>> Start Dataset content

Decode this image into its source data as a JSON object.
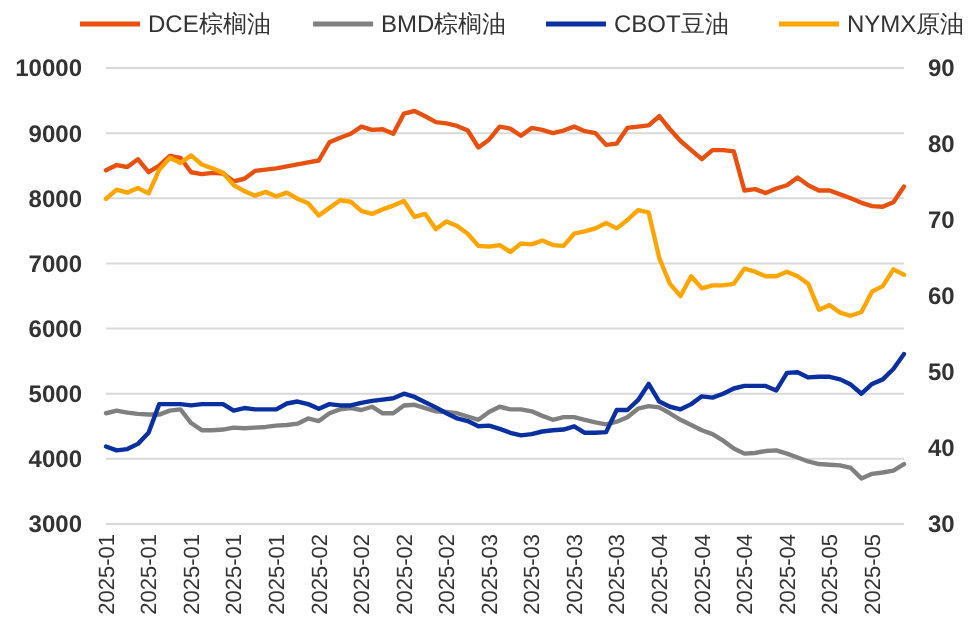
{
  "chart_data": {
    "type": "line",
    "categories": [
      "2025-01",
      null,
      null,
      null,
      "2025-01",
      null,
      null,
      null,
      "2025-01",
      null,
      null,
      null,
      "2025-01",
      null,
      null,
      null,
      "2025-01",
      null,
      null,
      null,
      "2025-02",
      null,
      null,
      null,
      "2025-02",
      null,
      null,
      null,
      "2025-02",
      null,
      null,
      null,
      "2025-02",
      null,
      null,
      null,
      "2025-03",
      null,
      null,
      null,
      "2025-03",
      null,
      null,
      null,
      "2025-03",
      null,
      null,
      null,
      "2025-03",
      null,
      null,
      null,
      "2025-04",
      null,
      null,
      null,
      "2025-04",
      null,
      null,
      null,
      "2025-04",
      null,
      null,
      null,
      "2025-04",
      null,
      null,
      null,
      "2025-05",
      null,
      null,
      null,
      "2025-05",
      null,
      null,
      null
    ],
    "series": [
      {
        "name": "DCE棕榈油",
        "color": "#e8500f",
        "values": [
          8430,
          8510,
          8480,
          8600,
          8400,
          8500,
          8650,
          8620,
          8400,
          8370,
          8390,
          8380,
          8260,
          8300,
          8420,
          8440,
          8460,
          8490,
          8520,
          8550,
          8580,
          8860,
          8930,
          8990,
          9100,
          9050,
          9060,
          8990,
          9300,
          9340,
          9260,
          9170,
          9150,
          9110,
          9040,
          8780,
          8900,
          9100,
          9070,
          8960,
          9080,
          9050,
          9000,
          9040,
          9100,
          9030,
          9000,
          8820,
          8840,
          9080,
          9100,
          9120,
          9260,
          9060,
          8880,
          8740,
          8600,
          8740,
          8740,
          8720,
          8120,
          8140,
          8080,
          8150,
          8200,
          8320,
          8200,
          8120,
          8120,
          8060,
          8000,
          7930,
          7880,
          7870,
          7940,
          8180
        ]
      },
      {
        "name": "BMD棕榈油",
        "color": "#808080",
        "values": [
          4700,
          4740,
          4710,
          4690,
          4680,
          4680,
          4740,
          4760,
          4550,
          4440,
          4440,
          4450,
          4480,
          4470,
          4480,
          4490,
          4510,
          4520,
          4540,
          4620,
          4580,
          4700,
          4760,
          4780,
          4750,
          4800,
          4700,
          4700,
          4820,
          4830,
          4780,
          4730,
          4720,
          4700,
          4650,
          4600,
          4720,
          4800,
          4760,
          4760,
          4730,
          4660,
          4600,
          4640,
          4640,
          4600,
          4560,
          4530,
          4570,
          4640,
          4770,
          4810,
          4790,
          4700,
          4600,
          4520,
          4440,
          4380,
          4280,
          4160,
          4080,
          4090,
          4120,
          4130,
          4080,
          4020,
          3960,
          3920,
          3910,
          3900,
          3860,
          3700,
          3770,
          3790,
          3820,
          3920
        ]
      },
      {
        "name": "CBOT豆油",
        "color": "#0a2fa0",
        "values": [
          4190,
          4130,
          4150,
          4230,
          4400,
          4840,
          4840,
          4840,
          4820,
          4840,
          4840,
          4840,
          4740,
          4780,
          4760,
          4760,
          4760,
          4850,
          4880,
          4840,
          4770,
          4840,
          4820,
          4820,
          4860,
          4890,
          4910,
          4930,
          5000,
          4950,
          4870,
          4790,
          4700,
          4620,
          4580,
          4500,
          4510,
          4460,
          4400,
          4360,
          4380,
          4420,
          4440,
          4450,
          4500,
          4400,
          4400,
          4410,
          4750,
          4750,
          4900,
          5150,
          4880,
          4800,
          4760,
          4840,
          4960,
          4940,
          5000,
          5080,
          5120,
          5120,
          5120,
          5050,
          5320,
          5330,
          5250,
          5260,
          5260,
          5220,
          5140,
          5000,
          5150,
          5220,
          5380,
          5610
        ]
      },
      {
        "name": "NYMX原油",
        "color": "#ffa500",
        "axis": "y2",
        "values": [
          72.8,
          74,
          73.6,
          74.2,
          73.5,
          76.6,
          78.2,
          77.5,
          78.5,
          77.3,
          76.8,
          76.2,
          74.6,
          73.8,
          73.2,
          73.7,
          73.1,
          73.6,
          72.8,
          72.2,
          70.6,
          71.6,
          72.6,
          72.4,
          71.2,
          70.8,
          71.4,
          71.9,
          72.5,
          70.4,
          70.8,
          68.8,
          69.8,
          69.2,
          68.2,
          66.6,
          66.5,
          66.7,
          65.8,
          66.9,
          66.8,
          67.3,
          66.7,
          66.6,
          68.2,
          68.5,
          68.9,
          69.6,
          68.9,
          70,
          71.3,
          71,
          65,
          61.6,
          60,
          62.6,
          61,
          61.4,
          61.4,
          61.6,
          63.6,
          63.2,
          62.6,
          62.6,
          63.2,
          62.6,
          61.6,
          58.2,
          58.8,
          57.8,
          57.4,
          57.9,
          60.6,
          61.3,
          63.5,
          62.8
        ]
      }
    ],
    "ylim": [
      3000,
      10000
    ],
    "yticks": [
      3000,
      4000,
      5000,
      6000,
      7000,
      8000,
      9000,
      10000
    ],
    "y2lim": [
      30,
      90
    ],
    "y2ticks": [
      30,
      40,
      50,
      60,
      70,
      80,
      90
    ],
    "grid": "y",
    "legend": "top",
    "marker": "none",
    "line_style": "solid"
  }
}
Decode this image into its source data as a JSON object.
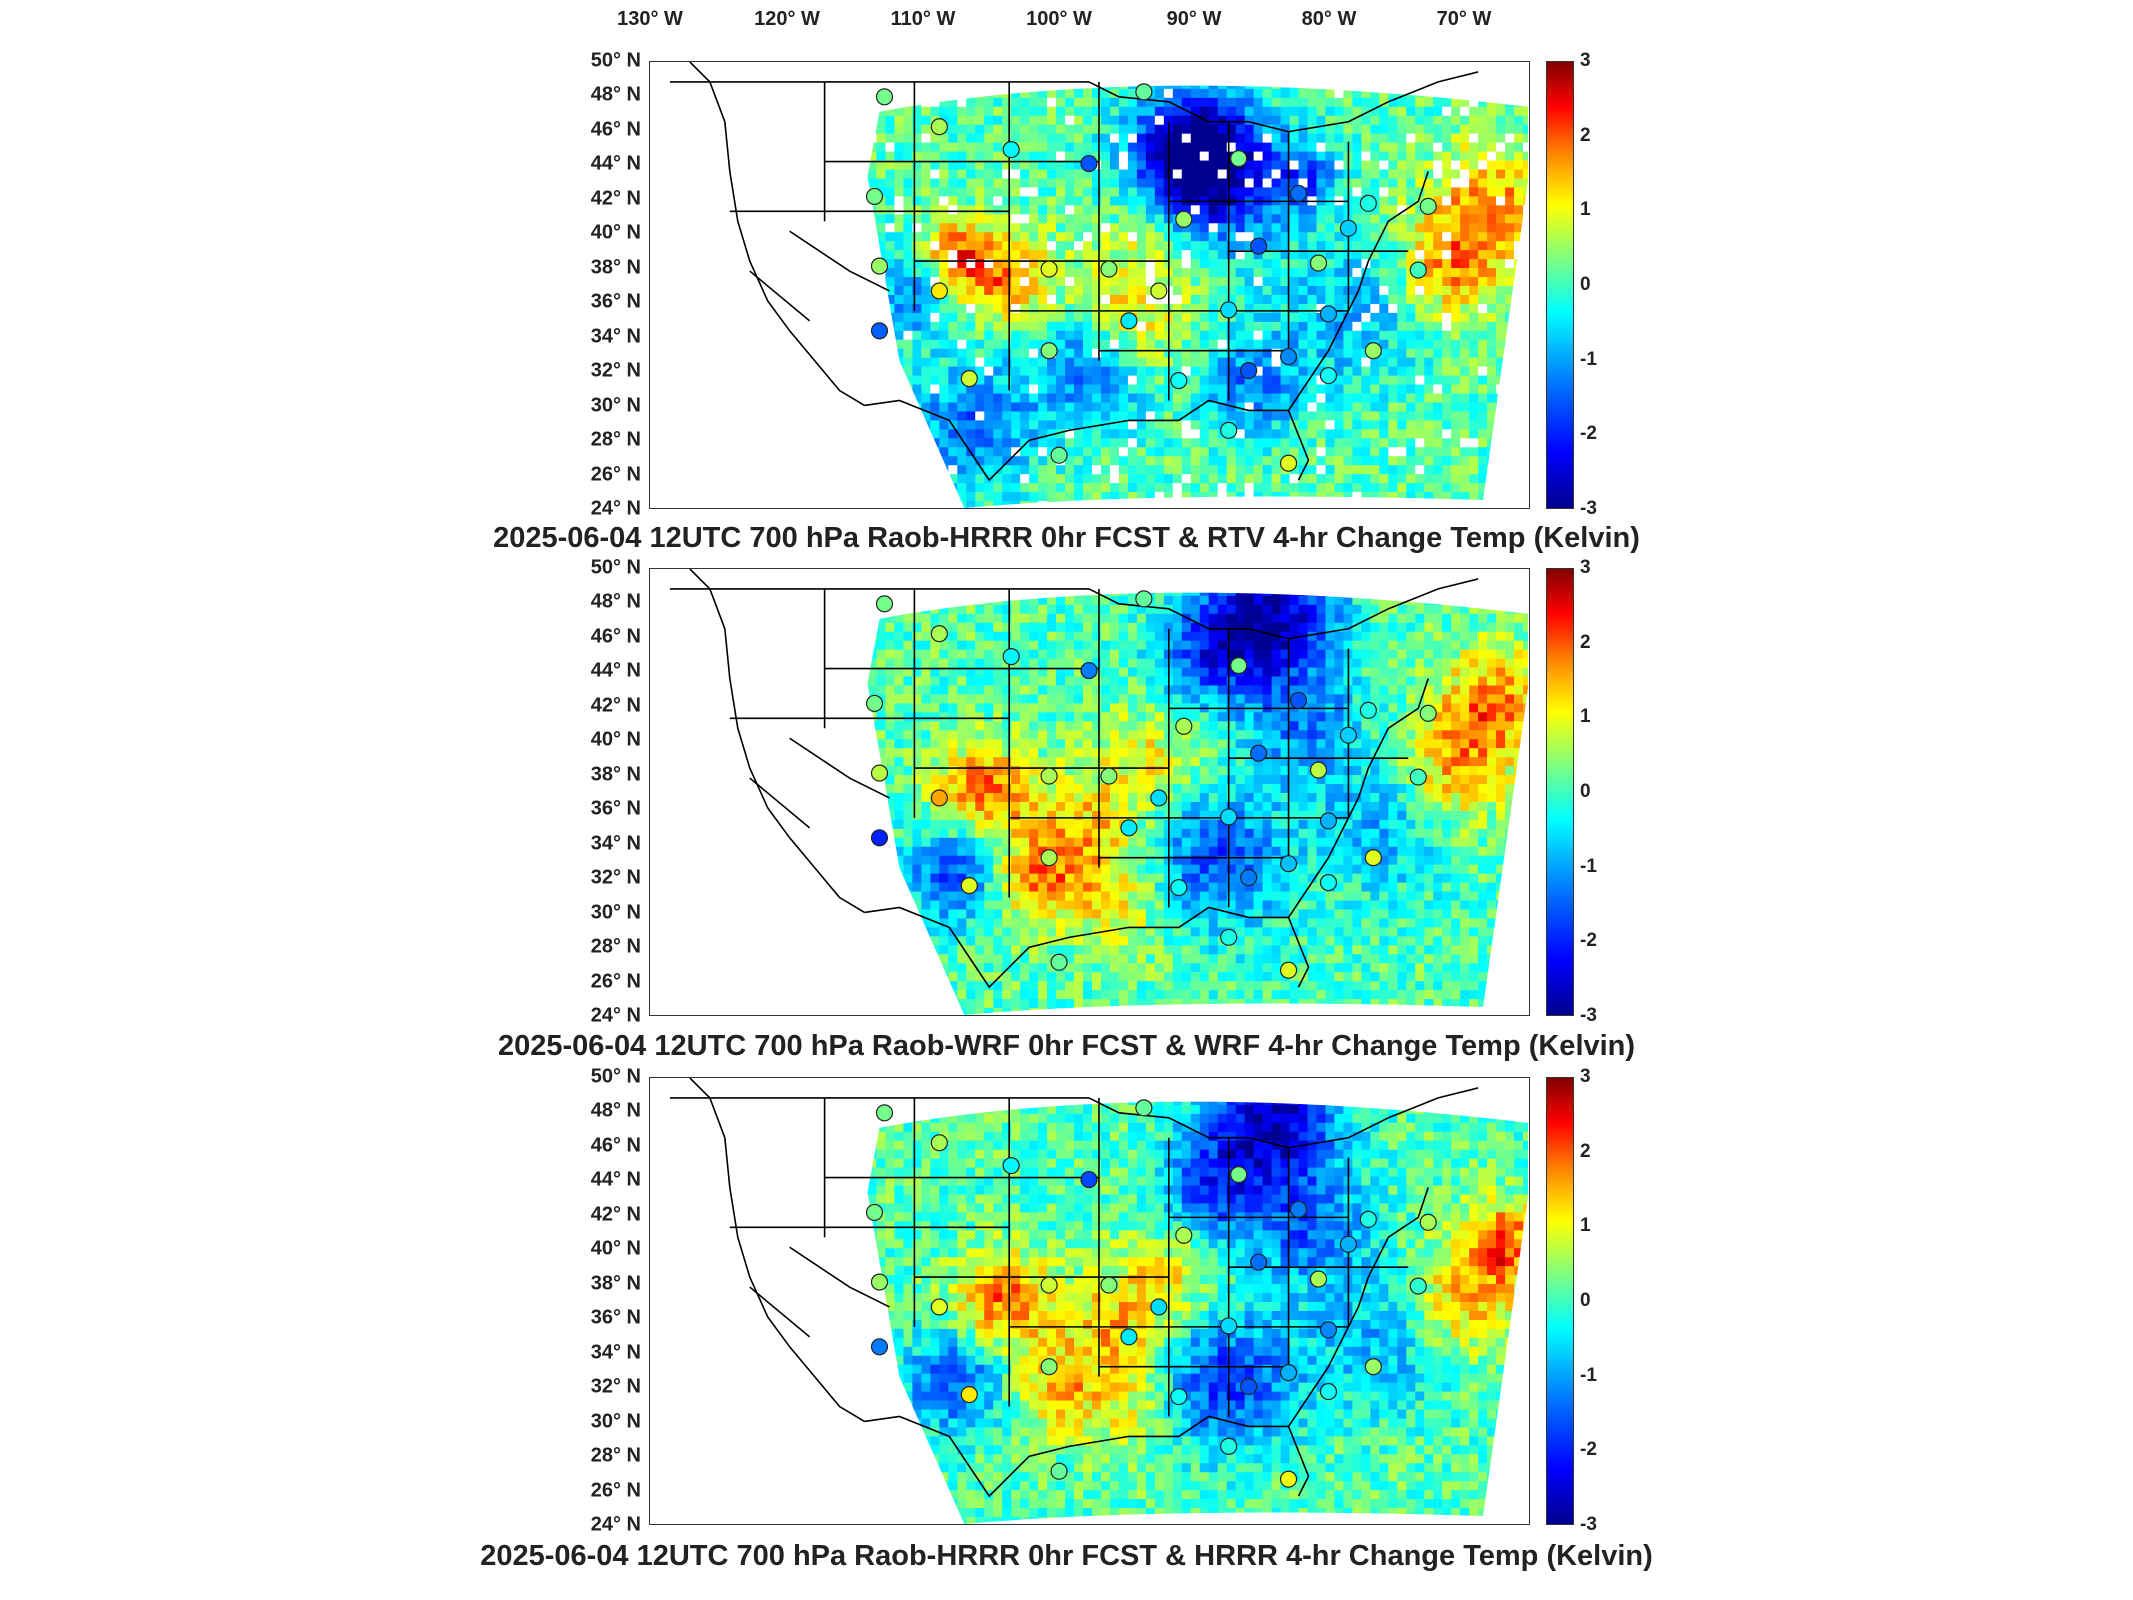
{
  "longitude_labels": [
    "130° W",
    "120° W",
    "110° W",
    "100° W",
    "90° W",
    "80° W",
    "70° W"
  ],
  "latitude_labels": [
    "50° N",
    "48° N",
    "46° N",
    "44° N",
    "42° N",
    "40° N",
    "38° N",
    "36° N",
    "34° N",
    "32° N",
    "30° N",
    "28° N",
    "26° N",
    "24° N"
  ],
  "colorbar": {
    "ticks": [
      "3",
      "2",
      "1",
      "0",
      "-1",
      "-2",
      "-3"
    ],
    "range": [
      -3,
      3
    ],
    "colormap": "jet"
  },
  "colors": {
    "very_cold": "#00008f",
    "cold": "#0050ff",
    "cool": "#00c8ff",
    "neutral": "#40ffb0",
    "warm": "#ffff00",
    "hot": "#ff8000",
    "very_hot": "#c80000",
    "missing": "#ffffff",
    "borders": "#000000"
  },
  "panels": [
    {
      "title": "2025-06-04 12UTC 700 hPa Raob-HRRR 0hr FCST & RTV 4-hr Change Temp (Kelvin)",
      "field_pattern": "rtv"
    },
    {
      "title": "2025-06-04 12UTC 700 hPa Raob-WRF 0hr FCST & WRF 4-hr Change Temp (Kelvin)",
      "field_pattern": "wrf"
    },
    {
      "title": "2025-06-04 12UTC 700 hPa Raob-HRRR 0hr FCST & HRRR 4-hr Change Temp (Kelvin)",
      "field_pattern": "hrrr"
    }
  ]
}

>> End Dataset content

## Written request
Copy the data character for character, but drop all pictures from the copy.

## Solved problem
Decode this image into its source data as a JSON object.
{
  "chart_data": {
    "type": "line",
    "categories": [
      "2025-01",
      null,
      null,
      null,
      "2025-01",
      null,
      null,
      null,
      "2025-01",
      null,
      null,
      null,
      "2025-01",
      null,
      null,
      null,
      "2025-01",
      null,
      null,
      null,
      "2025-02",
      null,
      null,
      null,
      "2025-02",
      null,
      null,
      null,
      "2025-02",
      null,
      null,
      null,
      "2025-02",
      null,
      null,
      null,
      "2025-03",
      null,
      null,
      null,
      "2025-03",
      null,
      null,
      null,
      "2025-03",
      null,
      null,
      null,
      "2025-03",
      null,
      null,
      null,
      "2025-04",
      null,
      null,
      null,
      "2025-04",
      null,
      null,
      null,
      "2025-04",
      null,
      null,
      null,
      "2025-04",
      null,
      null,
      null,
      "2025-05",
      null,
      null,
      null,
      "2025-05",
      null,
      null,
      null
    ],
    "series": [
      {
        "name": "DCE棕榈油",
        "color": "#e8500f",
        "values": [
          8430,
          8510,
          8480,
          8600,
          8400,
          8500,
          8650,
          8620,
          8400,
          8370,
          8390,
          8380,
          8260,
          8300,
          8420,
          8440,
          8460,
          8490,
          8520,
          8550,
          8580,
          8860,
          8930,
          8990,
          9100,
          9050,
          9060,
          8990,
          9300,
          9340,
          9260,
          9170,
          9150,
          9110,
          9040,
          8780,
          8900,
          9100,
          9070,
          8960,
          9080,
          9050,
          9000,
          9040,
          9100,
          9030,
          9000,
          8820,
          8840,
          9080,
          9100,
          9120,
          9260,
          9060,
          8880,
          8740,
          8600,
          8740,
          8740,
          8720,
          8120,
          8140,
          8080,
          8150,
          8200,
          8320,
          8200,
          8120,
          8120,
          8060,
          8000,
          7930,
          7880,
          7870,
          7940,
          8180
        ]
      },
      {
        "name": "BMD棕榈油",
        "color": "#808080",
        "values": [
          4700,
          4740,
          4710,
          4690,
          4680,
          4680,
          4740,
          4760,
          4550,
          4440,
          4440,
          4450,
          4480,
          4470,
          4480,
          4490,
          4510,
          4520,
          4540,
          4620,
          4580,
          4700,
          4760,
          4780,
          4750,
          4800,
          4700,
          4700,
          4820,
          4830,
          4780,
          4730,
          4720,
          4700,
          4650,
          4600,
          4720,
          4800,
          4760,
          4760,
          4730,
          4660,
          4600,
          4640,
          4640,
          4600,
          4560,
          4530,
          4570,
          4640,
          4770,
          4810,
          4790,
          4700,
          4600,
          4520,
          4440,
          4380,
          4280,
          4160,
          4080,
          4090,
          4120,
          4130,
          4080,
          4020,
          3960,
          3920,
          3910,
          3900,
          3860,
          3700,
          3770,
          3790,
          3820,
          3920
        ]
      },
      {
        "name": "CBOT豆油",
        "color": "#0a2fa0",
        "values": [
          4190,
          4130,
          4150,
          4230,
          4400,
          4840,
          4840,
          4840,
          4820,
          4840,
          4840,
          4840,
          4740,
          4780,
          4760,
          4760,
          4760,
          4850,
          4880,
          4840,
          4770,
          4840,
          4820,
          4820,
          4860,
          4890,
          4910,
          4930,
          5000,
          4950,
          4870,
          4790,
          4700,
          4620,
          4580,
          4500,
          4510,
          4460,
          4400,
          4360,
          4380,
          4420,
          4440,
          4450,
          4500,
          4400,
          4400,
          4410,
          4750,
          4750,
          4900,
          5150,
          4880,
          4800,
          4760,
          4840,
          4960,
          4940,
          5000,
          5080,
          5120,
          5120,
          5120,
          5050,
          5320,
          5330,
          5250,
          5260,
          5260,
          5220,
          5140,
          5000,
          5150,
          5220,
          5380,
          5610
        ]
      },
      {
        "name": "NYMX原油",
        "color": "#ffa500",
        "axis": "y2",
        "values": [
          72.8,
          74,
          73.6,
          74.2,
          73.5,
          76.6,
          78.2,
          77.5,
          78.5,
          77.3,
          76.8,
          76.2,
          74.6,
          73.8,
          73.2,
          73.7,
          73.1,
          73.6,
          72.8,
          72.2,
          70.6,
          71.6,
          72.6,
          72.4,
          71.2,
          70.8,
          71.4,
          71.9,
          72.5,
          70.4,
          70.8,
          68.8,
          69.8,
          69.2,
          68.2,
          66.6,
          66.5,
          66.7,
          65.8,
          66.9,
          66.8,
          67.3,
          66.7,
          66.6,
          68.2,
          68.5,
          68.9,
          69.6,
          68.9,
          70,
          71.3,
          71,
          65,
          61.6,
          60,
          62.6,
          61,
          61.4,
          61.4,
          61.6,
          63.6,
          63.2,
          62.6,
          62.6,
          63.2,
          62.6,
          61.6,
          58.2,
          58.8,
          57.8,
          57.4,
          57.9,
          60.6,
          61.3,
          63.5,
          62.8
        ]
      }
    ],
    "ylim": [
      3000,
      10000
    ],
    "yticks": [
      3000,
      4000,
      5000,
      6000,
      7000,
      8000,
      9000,
      10000
    ],
    "y2lim": [
      30,
      90
    ],
    "y2ticks": [
      30,
      40,
      50,
      60,
      70,
      80,
      90
    ],
    "grid": "y",
    "legend": "top",
    "marker": "none",
    "line_style": "solid"
  }
}
Decode this image into its source data as a JSON object.
{
  "longitude_labels": [
    "130° W",
    "120° W",
    "110° W",
    "100° W",
    "90° W",
    "80° W",
    "70° W"
  ],
  "latitude_labels": [
    "50° N",
    "48° N",
    "46° N",
    "44° N",
    "42° N",
    "40° N",
    "38° N",
    "36° N",
    "34° N",
    "32° N",
    "30° N",
    "28° N",
    "26° N",
    "24° N"
  ],
  "colorbar": {
    "ticks": [
      "3",
      "2",
      "1",
      "0",
      "-1",
      "-2",
      "-3"
    ],
    "range": [
      -3,
      3
    ],
    "colormap": "jet"
  },
  "colors": {
    "very_cold": "#00008f",
    "cold": "#0050ff",
    "cool": "#00c8ff",
    "neutral": "#40ffb0",
    "warm": "#ffff00",
    "hot": "#ff8000",
    "very_hot": "#c80000",
    "missing": "#ffffff",
    "borders": "#000000"
  },
  "panels": [
    {
      "title": "2025-06-04 12UTC 700 hPa Raob-HRRR 0hr FCST & RTV 4-hr Change Temp (Kelvin)",
      "field_pattern": "rtv"
    },
    {
      "title": "2025-06-04 12UTC 700 hPa Raob-WRF 0hr FCST & WRF 4-hr Change Temp (Kelvin)",
      "field_pattern": "wrf"
    },
    {
      "title": "2025-06-04 12UTC 700 hPa Raob-HRRR 0hr FCST & HRRR 4-hr Change Temp (Kelvin)",
      "field_pattern": "hrrr"
    }
  ]
}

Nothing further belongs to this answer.